*Selected extract*
Pinch-hitters don’t share this fate alone. Designated hitters, who also spend a significant amount of the game spectating, suffer at the plate as well. Studies have found that regular starters relegated to the DH role end up hitting at a level about 5 percent worse. That’s better than pinch-hitters, but it does indicate that not being out in the field hurts players when they step up to the plate. Jim Thome, Frank Thomas and Jason Giambi, for example, all had significantly worse numbers than expected while at DH rather than first base, even after adjusting for the age at which they played both positions.

What makes pinch-hitting so hard? Repetition and routine are common agents to help calm nerves. It’s why you’ll see some ridiculous things in the batter’s box, such as Nomar Garciaparra’s infamous batting glove routine. It’s why coaches in golf stress pre-shot routines, and for every disturbance to mean a complete do-over of that routine. It’s why any athlete anywhere spends countless hours practicing. They are attempting to train their muscle memory and to develop grooves in the brain that focus on the specific task at hand and let them forget about anything else.

Source data
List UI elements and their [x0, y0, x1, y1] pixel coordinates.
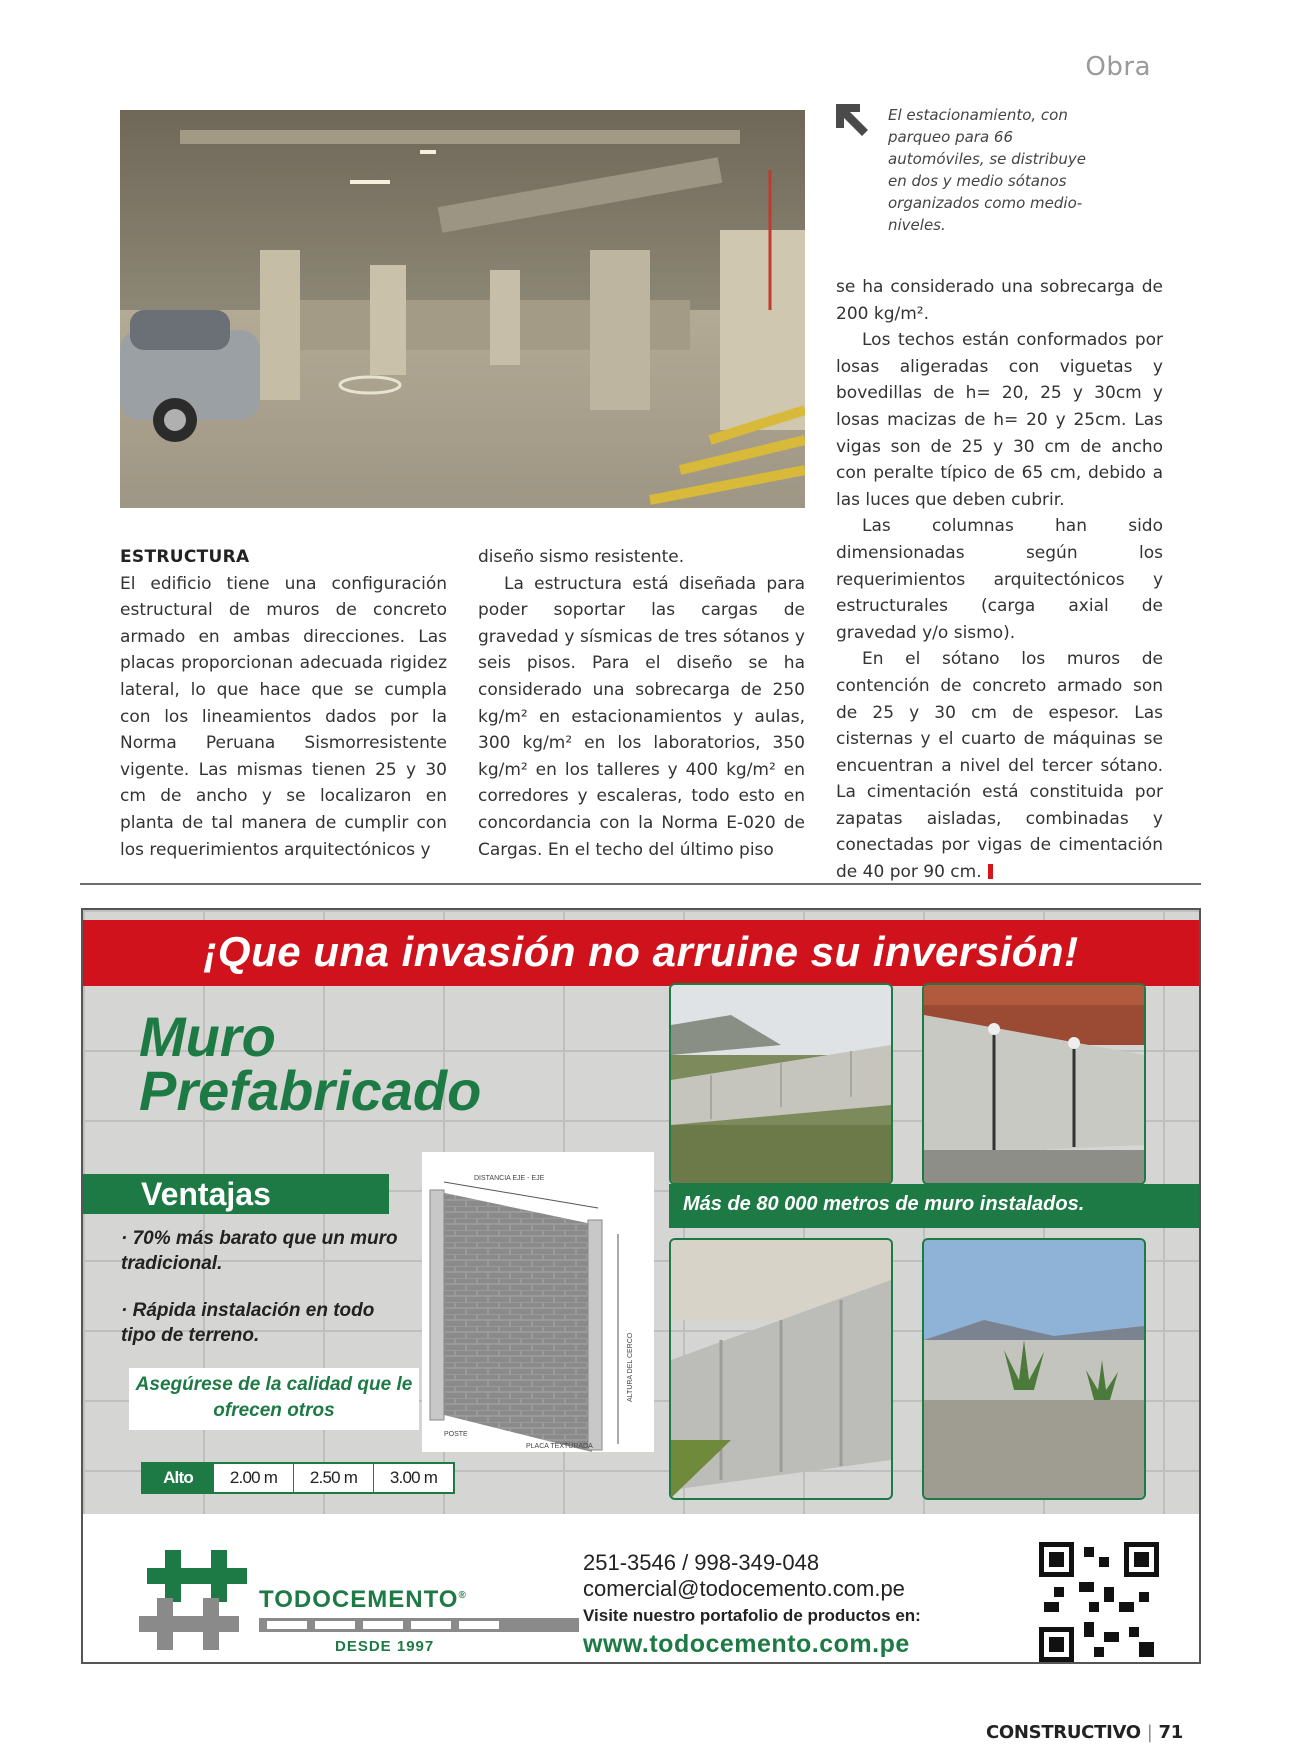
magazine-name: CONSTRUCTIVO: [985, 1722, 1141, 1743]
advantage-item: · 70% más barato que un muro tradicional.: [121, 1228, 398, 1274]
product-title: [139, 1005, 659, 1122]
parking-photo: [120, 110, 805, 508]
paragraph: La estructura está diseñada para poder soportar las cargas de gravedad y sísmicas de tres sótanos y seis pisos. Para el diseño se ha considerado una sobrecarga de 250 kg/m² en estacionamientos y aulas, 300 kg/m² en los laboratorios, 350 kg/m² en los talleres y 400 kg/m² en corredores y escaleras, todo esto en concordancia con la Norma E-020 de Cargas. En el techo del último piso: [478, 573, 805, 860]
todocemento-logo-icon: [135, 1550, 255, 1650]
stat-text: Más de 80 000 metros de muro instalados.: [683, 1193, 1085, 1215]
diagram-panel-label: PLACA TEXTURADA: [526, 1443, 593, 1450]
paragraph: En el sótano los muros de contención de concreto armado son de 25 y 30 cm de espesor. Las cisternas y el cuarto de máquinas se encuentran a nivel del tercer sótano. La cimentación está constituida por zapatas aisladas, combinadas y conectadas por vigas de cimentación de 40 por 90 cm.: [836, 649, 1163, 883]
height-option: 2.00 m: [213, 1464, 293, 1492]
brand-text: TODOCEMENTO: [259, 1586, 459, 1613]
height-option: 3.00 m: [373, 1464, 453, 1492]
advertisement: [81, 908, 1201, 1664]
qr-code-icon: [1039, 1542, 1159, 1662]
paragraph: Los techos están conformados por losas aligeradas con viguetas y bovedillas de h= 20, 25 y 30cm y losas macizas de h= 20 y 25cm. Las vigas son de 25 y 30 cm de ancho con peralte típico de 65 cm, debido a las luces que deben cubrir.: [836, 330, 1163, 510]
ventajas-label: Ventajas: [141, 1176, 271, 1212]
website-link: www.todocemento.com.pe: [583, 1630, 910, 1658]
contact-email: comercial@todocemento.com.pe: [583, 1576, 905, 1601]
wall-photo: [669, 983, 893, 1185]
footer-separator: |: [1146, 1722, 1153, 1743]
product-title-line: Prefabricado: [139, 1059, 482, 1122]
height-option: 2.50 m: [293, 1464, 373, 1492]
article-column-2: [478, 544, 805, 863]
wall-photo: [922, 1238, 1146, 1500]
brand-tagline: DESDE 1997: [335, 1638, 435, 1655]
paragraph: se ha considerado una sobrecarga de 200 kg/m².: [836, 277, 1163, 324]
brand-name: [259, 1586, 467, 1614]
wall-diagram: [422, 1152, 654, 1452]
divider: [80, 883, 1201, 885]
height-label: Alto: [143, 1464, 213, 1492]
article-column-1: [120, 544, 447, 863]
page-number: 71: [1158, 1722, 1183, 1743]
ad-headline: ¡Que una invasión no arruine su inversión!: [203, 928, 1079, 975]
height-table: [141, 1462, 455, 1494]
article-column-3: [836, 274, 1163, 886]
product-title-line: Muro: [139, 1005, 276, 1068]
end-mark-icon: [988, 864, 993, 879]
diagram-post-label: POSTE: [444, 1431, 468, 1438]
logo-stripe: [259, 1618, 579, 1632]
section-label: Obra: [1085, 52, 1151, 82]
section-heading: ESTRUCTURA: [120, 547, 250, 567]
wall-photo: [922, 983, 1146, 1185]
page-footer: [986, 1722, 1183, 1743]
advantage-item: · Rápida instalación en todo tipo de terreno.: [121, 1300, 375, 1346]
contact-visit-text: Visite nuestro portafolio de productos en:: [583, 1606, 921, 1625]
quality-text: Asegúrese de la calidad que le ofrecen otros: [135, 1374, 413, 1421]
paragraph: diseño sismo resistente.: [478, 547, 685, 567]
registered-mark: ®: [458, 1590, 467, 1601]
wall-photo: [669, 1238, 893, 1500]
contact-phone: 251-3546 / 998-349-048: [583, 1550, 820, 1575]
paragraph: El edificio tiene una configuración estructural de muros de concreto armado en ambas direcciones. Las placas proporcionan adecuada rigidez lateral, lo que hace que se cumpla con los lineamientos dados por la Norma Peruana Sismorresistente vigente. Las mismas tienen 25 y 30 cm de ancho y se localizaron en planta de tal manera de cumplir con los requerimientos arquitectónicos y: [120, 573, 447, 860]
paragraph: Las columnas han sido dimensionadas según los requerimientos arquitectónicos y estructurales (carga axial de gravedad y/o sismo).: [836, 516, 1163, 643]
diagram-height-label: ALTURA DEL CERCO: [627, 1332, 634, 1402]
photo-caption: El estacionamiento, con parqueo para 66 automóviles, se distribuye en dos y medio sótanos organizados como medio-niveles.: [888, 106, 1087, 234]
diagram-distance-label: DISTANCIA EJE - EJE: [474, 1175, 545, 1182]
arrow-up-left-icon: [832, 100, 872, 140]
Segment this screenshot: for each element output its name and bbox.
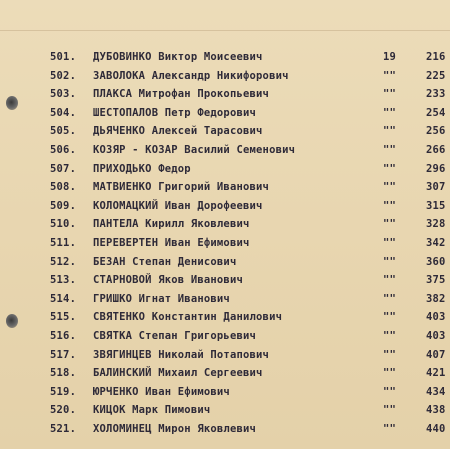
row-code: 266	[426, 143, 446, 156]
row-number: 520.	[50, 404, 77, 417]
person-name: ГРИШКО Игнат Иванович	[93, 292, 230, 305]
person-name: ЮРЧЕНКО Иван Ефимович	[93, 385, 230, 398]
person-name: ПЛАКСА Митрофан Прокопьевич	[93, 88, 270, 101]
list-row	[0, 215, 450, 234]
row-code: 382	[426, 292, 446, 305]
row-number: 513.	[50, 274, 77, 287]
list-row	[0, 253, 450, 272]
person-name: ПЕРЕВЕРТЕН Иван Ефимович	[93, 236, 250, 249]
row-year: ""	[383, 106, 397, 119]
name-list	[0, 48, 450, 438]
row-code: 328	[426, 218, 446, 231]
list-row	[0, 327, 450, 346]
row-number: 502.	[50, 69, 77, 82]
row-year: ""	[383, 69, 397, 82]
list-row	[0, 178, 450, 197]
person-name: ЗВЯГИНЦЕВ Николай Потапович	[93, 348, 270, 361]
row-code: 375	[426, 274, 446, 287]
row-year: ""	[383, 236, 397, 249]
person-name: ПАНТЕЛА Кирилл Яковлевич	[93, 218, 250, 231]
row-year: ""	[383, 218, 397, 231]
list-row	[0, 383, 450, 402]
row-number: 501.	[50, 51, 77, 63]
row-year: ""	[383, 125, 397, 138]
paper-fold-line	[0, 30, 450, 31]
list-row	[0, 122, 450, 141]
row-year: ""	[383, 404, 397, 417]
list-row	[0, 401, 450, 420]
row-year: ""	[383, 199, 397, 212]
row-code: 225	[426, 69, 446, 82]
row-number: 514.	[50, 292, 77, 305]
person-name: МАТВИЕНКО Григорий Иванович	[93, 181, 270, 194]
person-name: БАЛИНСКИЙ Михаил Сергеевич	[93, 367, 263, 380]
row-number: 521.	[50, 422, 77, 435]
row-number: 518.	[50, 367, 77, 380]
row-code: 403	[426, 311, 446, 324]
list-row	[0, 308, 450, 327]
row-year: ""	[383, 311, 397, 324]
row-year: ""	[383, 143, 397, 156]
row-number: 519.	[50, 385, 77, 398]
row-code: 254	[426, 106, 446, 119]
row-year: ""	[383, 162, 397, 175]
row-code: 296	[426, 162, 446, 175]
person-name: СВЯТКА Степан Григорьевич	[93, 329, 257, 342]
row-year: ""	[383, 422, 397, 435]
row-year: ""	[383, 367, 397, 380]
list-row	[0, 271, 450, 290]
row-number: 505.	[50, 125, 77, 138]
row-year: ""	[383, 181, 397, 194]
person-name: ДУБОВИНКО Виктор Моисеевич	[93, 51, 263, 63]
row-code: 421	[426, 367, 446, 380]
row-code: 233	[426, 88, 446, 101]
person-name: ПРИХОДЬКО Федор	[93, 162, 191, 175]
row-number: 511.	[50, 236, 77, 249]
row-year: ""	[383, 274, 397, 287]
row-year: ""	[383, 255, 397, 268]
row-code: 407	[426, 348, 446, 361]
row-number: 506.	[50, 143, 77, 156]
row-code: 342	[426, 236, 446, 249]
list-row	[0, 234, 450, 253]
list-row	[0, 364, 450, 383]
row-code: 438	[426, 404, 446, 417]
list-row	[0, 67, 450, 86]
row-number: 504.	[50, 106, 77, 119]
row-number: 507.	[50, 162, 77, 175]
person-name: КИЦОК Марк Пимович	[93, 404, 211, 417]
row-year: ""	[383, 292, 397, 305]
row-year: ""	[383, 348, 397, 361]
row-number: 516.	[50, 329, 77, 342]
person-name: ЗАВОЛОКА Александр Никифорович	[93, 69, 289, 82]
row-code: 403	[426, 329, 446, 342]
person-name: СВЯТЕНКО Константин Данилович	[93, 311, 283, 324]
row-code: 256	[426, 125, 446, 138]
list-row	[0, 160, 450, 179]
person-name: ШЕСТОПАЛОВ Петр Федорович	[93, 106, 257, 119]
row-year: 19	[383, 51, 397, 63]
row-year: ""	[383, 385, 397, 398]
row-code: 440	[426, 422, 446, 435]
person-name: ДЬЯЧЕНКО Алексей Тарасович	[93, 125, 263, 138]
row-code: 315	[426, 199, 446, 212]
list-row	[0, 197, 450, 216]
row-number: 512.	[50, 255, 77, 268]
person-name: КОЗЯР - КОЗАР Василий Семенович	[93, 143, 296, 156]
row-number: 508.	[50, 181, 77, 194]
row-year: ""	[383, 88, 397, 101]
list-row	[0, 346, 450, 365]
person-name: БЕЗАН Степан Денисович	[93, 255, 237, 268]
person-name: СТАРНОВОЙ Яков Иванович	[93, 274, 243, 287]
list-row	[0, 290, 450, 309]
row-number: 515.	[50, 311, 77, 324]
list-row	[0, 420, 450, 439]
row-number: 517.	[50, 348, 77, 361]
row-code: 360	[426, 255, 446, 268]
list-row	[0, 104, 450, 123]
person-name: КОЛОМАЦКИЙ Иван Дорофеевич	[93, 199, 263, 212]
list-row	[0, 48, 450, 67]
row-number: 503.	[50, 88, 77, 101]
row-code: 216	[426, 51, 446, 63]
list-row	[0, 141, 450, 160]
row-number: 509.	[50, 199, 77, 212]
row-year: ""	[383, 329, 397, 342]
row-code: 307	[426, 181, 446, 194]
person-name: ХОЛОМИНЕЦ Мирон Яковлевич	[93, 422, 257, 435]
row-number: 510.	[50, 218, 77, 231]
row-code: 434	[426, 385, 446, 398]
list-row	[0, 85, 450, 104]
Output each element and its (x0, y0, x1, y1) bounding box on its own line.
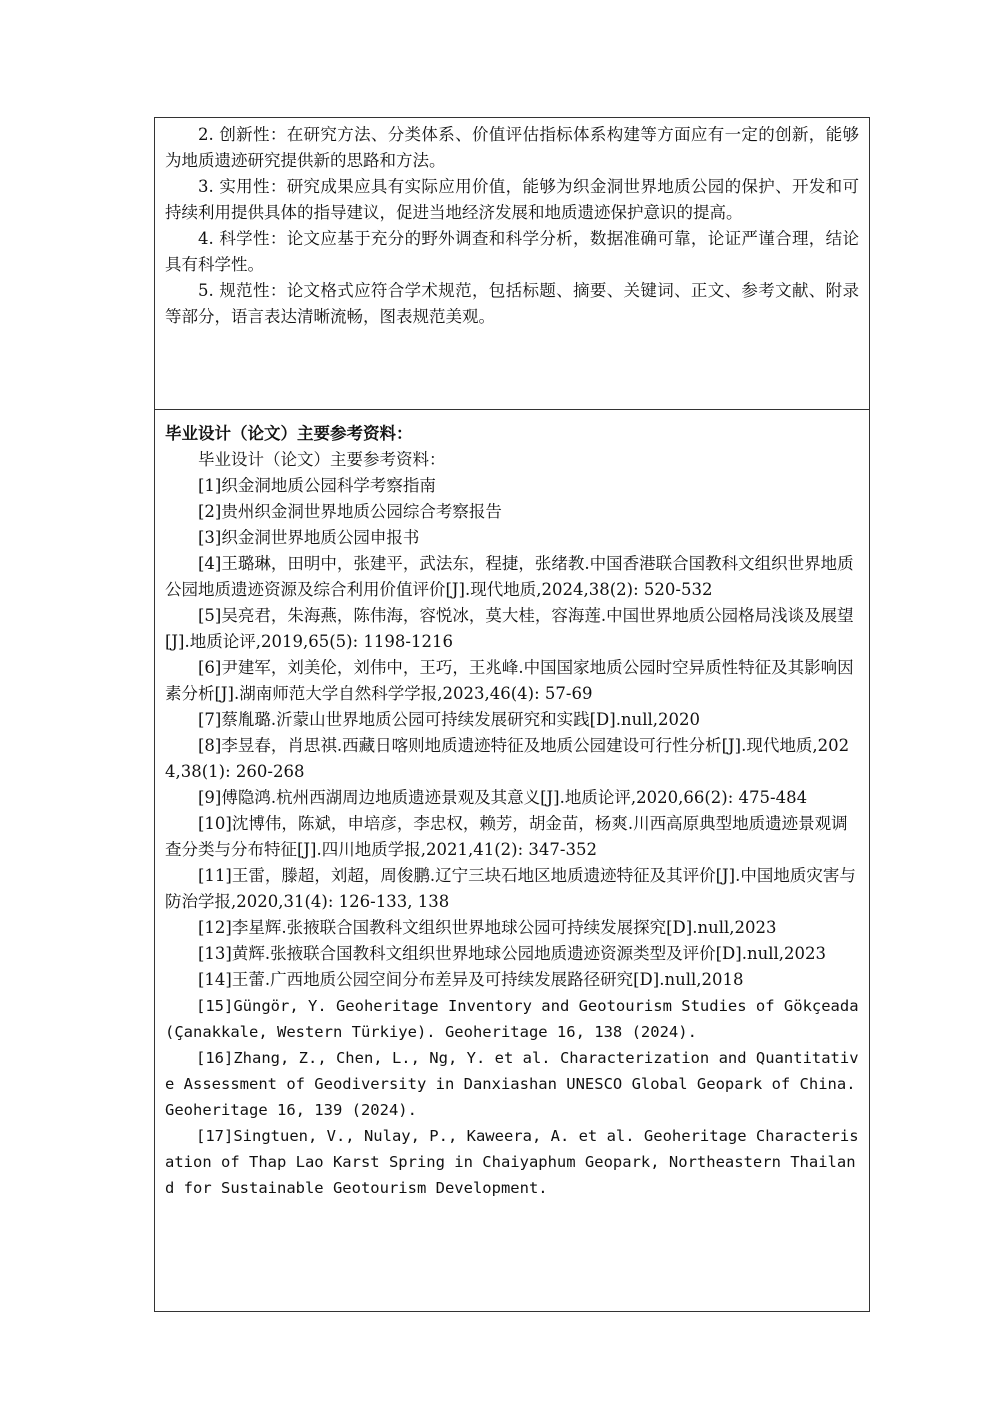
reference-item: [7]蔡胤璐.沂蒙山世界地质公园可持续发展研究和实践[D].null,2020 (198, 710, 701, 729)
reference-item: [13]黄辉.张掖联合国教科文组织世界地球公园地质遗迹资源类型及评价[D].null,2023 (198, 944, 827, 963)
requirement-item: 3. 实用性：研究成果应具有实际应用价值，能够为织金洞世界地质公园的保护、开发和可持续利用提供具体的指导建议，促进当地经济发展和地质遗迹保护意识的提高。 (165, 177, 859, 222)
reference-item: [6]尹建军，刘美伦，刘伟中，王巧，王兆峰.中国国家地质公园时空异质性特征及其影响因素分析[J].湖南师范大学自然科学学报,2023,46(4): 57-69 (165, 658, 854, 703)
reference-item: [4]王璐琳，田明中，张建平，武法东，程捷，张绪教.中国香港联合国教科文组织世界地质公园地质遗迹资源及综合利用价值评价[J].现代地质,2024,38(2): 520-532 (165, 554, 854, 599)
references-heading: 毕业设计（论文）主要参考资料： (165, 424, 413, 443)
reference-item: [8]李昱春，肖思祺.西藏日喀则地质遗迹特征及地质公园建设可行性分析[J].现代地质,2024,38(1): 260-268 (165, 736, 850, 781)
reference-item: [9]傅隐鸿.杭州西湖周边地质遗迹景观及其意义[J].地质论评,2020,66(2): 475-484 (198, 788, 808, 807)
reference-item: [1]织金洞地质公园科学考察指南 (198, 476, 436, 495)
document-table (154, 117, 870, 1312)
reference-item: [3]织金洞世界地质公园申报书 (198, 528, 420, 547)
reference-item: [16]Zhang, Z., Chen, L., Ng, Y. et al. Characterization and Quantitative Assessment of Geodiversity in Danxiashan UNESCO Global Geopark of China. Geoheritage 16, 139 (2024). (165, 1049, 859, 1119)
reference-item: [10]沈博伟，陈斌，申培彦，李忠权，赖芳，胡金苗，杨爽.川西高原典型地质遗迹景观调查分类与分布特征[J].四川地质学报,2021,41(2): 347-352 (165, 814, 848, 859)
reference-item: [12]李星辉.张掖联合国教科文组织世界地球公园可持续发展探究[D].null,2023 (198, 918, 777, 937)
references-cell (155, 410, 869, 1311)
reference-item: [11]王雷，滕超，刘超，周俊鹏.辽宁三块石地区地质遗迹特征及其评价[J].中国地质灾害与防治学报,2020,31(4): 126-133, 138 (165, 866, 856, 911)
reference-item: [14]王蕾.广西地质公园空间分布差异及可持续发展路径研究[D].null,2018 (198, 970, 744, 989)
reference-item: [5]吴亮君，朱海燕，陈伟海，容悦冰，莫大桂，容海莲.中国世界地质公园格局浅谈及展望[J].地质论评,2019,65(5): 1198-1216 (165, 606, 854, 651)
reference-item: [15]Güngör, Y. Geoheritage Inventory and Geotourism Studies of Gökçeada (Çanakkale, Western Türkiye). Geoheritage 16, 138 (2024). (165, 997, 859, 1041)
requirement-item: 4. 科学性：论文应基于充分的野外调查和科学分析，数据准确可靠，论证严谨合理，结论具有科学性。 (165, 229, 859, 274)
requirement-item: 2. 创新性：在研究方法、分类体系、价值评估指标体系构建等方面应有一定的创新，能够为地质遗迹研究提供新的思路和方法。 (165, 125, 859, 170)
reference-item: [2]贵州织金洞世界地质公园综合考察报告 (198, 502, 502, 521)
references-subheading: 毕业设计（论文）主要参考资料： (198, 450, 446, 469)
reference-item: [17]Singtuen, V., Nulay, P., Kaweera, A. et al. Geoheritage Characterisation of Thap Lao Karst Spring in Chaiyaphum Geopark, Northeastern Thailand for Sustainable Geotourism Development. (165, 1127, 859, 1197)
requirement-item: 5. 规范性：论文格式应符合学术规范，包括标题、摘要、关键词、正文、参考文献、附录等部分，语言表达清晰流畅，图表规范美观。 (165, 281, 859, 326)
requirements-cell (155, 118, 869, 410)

*Work instructions*
- a) Answer these questions using the passage on pinch-hitting:
(i) About how much worse do regular starters hit when moved to the DH role?
(ii) Whose batting glove routine is given as an example?
(iii) What do golf coaches stress?
- b) Does each statement agree with the passage on pinch-hitting? Answer yes or no, and quote the deciding words.
(i) Designated hitters do worse at the plate than pinch-hitters.
(ii) Jim Thome, Frank Thomas and Jason Giambi had worse numbers at DH than at first base.
(iii) Athletes practice in an attempt to train their muscle memory.
- c) Print the section of the passage on pinch-hitting that starts with "Pinch-hitters don’t share" and ends with "played both positions.".

*Results by task*
- a)
(i) About 5 percent worse.
(ii) Nomar Garciaparra's.
(iii) Pre-shot routines.

- b)
(i) No: "That’s better than pinch-hitters"
(ii) Yes: "Jim Thome, Frank Thomas and Jason Giambi, for example, all had significantly worse numbers than expected while at DH rather than first base"
(iii) Yes: "They are attempting to train their muscle memory"

- c)
Pinch-hitters don’t share this fate alone. Designated hitters, who also spend a significant amount of the game spectating, suffer at the plate as well. Studies have found that regular starters relegated to the DH role end up hitting at a level about 5 percent worse. That’s better than pinch-hitters, but it does indicate that not being out in the field hurts players when they step up to the plate. Jim Thome, Frank Thomas and Jason Giambi, for example, all had significantly worse numbers than expected while at DH rather than first base, even after adjusting for the age at which they played both positions.